EXERCISE DIRECTIONS:
From the line that includes "Decode this image" to the last line of the records, inclusive, repeat each line exactly.

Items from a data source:
+ + + + +

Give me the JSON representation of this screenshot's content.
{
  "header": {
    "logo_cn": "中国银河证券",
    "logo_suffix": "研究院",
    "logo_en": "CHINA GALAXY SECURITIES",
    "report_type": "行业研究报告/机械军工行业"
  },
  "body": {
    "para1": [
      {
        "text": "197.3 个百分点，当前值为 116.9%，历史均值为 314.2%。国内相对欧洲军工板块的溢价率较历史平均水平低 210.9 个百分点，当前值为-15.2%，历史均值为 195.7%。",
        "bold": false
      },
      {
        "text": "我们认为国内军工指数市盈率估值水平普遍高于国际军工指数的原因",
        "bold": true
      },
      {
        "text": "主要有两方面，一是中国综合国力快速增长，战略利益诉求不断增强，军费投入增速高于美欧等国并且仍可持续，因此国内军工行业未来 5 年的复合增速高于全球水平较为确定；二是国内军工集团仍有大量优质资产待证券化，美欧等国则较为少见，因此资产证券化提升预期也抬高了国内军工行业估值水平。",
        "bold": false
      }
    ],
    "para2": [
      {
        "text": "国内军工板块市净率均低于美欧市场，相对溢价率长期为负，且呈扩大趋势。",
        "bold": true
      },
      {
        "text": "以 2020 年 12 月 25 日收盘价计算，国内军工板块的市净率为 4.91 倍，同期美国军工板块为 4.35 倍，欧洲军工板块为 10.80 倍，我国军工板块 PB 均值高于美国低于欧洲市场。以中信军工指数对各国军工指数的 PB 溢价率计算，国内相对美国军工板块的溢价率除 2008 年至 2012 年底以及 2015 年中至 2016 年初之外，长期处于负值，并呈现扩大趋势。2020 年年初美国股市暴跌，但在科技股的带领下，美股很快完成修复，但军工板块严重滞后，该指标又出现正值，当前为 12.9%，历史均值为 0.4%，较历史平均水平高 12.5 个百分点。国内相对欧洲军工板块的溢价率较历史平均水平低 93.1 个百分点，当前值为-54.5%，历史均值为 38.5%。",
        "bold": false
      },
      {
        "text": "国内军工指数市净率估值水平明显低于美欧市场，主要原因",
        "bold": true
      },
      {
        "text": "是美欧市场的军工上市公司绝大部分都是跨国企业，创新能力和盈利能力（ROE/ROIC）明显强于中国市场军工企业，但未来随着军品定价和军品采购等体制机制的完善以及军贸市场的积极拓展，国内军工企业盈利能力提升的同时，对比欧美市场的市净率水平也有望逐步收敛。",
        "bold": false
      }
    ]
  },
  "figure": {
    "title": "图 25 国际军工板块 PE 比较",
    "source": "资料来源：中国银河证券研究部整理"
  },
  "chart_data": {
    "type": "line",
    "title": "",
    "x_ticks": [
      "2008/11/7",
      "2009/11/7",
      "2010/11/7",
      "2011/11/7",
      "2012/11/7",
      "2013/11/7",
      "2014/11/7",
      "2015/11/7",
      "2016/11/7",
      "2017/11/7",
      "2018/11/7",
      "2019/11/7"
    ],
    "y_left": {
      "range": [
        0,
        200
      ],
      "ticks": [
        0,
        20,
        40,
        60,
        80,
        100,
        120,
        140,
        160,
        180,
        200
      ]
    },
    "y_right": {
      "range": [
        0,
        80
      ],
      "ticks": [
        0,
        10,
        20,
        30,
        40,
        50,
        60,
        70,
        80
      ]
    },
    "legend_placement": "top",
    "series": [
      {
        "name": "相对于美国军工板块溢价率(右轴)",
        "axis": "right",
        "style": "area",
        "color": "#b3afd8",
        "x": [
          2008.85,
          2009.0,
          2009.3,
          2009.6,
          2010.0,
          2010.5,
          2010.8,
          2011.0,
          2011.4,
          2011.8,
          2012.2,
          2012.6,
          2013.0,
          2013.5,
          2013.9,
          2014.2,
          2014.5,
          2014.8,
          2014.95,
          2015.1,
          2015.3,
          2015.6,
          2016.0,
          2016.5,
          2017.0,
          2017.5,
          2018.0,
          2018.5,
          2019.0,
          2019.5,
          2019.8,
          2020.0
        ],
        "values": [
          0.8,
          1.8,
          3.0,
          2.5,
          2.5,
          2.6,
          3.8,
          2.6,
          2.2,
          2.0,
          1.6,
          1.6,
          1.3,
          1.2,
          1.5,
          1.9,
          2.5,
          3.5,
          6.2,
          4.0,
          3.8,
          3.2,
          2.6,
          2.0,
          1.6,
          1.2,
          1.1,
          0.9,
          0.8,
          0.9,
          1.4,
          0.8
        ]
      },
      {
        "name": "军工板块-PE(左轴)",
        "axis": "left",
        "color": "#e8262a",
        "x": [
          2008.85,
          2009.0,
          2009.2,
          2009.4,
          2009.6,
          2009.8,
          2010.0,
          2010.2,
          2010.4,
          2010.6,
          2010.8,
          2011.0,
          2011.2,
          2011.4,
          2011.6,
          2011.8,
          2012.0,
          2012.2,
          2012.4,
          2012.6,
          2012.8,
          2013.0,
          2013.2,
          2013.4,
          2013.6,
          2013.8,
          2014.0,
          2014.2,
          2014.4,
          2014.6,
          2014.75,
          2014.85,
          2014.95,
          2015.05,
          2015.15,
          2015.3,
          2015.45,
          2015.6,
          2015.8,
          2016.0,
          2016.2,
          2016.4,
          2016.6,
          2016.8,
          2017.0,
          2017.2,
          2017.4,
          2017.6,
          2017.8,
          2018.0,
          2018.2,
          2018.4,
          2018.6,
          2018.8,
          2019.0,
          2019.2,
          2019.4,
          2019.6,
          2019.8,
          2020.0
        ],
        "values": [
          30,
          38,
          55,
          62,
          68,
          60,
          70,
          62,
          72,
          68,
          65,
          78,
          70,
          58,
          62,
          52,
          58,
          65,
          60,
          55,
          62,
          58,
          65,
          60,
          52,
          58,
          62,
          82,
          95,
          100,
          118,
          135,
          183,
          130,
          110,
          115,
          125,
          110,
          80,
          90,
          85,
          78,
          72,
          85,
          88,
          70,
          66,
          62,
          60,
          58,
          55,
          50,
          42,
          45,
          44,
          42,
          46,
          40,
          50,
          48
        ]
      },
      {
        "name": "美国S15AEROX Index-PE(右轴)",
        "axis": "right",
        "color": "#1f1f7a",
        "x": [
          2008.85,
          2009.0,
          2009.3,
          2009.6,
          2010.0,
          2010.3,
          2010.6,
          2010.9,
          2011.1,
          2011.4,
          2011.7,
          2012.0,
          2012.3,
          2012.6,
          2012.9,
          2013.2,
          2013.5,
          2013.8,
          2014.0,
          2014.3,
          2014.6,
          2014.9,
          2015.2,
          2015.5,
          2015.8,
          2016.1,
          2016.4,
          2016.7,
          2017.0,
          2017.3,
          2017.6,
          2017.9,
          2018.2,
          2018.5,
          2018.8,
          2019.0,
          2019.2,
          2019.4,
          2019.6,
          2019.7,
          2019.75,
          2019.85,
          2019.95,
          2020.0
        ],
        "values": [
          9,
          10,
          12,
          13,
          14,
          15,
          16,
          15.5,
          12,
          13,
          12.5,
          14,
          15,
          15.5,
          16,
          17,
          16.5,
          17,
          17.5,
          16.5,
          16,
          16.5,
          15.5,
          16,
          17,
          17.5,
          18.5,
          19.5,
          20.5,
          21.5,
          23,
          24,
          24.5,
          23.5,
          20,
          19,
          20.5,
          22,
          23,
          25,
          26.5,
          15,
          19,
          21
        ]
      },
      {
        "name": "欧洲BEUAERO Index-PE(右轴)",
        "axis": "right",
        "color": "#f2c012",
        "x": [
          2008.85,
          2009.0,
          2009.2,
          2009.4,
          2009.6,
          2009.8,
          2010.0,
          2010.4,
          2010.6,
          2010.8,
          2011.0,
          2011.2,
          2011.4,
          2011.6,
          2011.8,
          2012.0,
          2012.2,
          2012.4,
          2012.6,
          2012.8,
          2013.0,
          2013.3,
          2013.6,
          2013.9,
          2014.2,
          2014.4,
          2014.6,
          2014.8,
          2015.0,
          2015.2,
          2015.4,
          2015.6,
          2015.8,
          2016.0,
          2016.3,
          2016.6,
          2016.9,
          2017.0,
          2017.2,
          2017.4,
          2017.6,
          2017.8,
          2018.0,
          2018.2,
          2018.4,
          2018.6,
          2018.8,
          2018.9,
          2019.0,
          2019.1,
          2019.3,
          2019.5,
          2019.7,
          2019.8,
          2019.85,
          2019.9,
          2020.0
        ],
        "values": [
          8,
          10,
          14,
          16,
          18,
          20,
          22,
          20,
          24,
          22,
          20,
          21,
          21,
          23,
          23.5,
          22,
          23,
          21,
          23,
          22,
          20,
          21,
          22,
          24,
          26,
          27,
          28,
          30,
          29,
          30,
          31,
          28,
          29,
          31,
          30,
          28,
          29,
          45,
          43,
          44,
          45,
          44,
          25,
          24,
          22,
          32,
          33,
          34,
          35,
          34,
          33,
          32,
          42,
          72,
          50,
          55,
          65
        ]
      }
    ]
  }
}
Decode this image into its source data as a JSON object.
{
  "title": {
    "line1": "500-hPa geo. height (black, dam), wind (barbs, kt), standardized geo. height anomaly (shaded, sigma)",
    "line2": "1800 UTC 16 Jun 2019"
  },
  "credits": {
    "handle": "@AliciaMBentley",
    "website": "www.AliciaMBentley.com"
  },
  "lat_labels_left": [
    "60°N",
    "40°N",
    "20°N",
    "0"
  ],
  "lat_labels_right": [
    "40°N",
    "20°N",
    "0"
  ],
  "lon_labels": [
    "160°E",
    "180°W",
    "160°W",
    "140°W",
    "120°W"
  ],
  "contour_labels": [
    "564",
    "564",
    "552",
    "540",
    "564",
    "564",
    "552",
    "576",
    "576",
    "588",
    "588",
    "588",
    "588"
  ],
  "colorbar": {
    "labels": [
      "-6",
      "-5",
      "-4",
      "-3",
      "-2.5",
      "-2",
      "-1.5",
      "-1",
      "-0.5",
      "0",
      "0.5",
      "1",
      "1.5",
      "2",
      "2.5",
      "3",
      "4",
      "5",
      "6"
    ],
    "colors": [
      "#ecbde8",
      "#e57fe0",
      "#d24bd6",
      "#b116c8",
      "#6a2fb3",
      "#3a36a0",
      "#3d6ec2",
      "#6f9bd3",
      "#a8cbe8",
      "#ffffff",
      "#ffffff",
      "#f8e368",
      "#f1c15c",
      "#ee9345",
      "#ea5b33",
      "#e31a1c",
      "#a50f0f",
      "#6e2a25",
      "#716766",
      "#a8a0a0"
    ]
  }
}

+ + + + +

CORRECT RESULT:
Decode this image into its source data as a JSON object.
{
  "title": {
    "line1": "500-hPa geo. height (black, dam), wind (barbs, kt), standardized geo. height anomaly (shaded, sigma)",
    "line2": "1800 UTC 16 Jun 2019"
  },
  "credits": {
    "handle": "@AliciaMBentley",
    "website": "www.AliciaMBentley.com"
  },
  "lat_labels_left": [
    "60°N",
    "40°N",
    "20°N",
    "0"
  ],
  "lat_labels_right": [
    "40°N",
    "20°N",
    "0"
  ],
  "lon_labels": [
    "160°E",
    "180°W",
    "160°W",
    "140°W",
    "120°W"
  ],
  "contour_labels": [
    "564",
    "564",
    "552",
    "540",
    "564",
    "564",
    "552",
    "576",
    "576",
    "588",
    "588",
    "588",
    "588"
  ],
  "colorbar": {
    "labels": [
      "-6",
      "-5",
      "-4",
      "-3",
      "-2.5",
      "-2",
      "-1.5",
      "-1",
      "-0.5",
      "0",
      "0.5",
      "1",
      "1.5",
      "2",
      "2.5",
      "3",
      "4",
      "5",
      "6"
    ],
    "colors": [
      "#ecbde8",
      "#e57fe0",
      "#d24bd6",
      "#b116c8",
      "#6a2fb3",
      "#3a36a0",
      "#3d6ec2",
      "#6f9bd3",
      "#a8cbe8",
      "#ffffff",
      "#ffffff",
      "#f8e368",
      "#f1c15c",
      "#ee9345",
      "#ea5b33",
      "#e31a1c",
      "#a50f0f",
      "#6e2a25",
      "#716766",
      "#a8a0a0"
    ]
  }
}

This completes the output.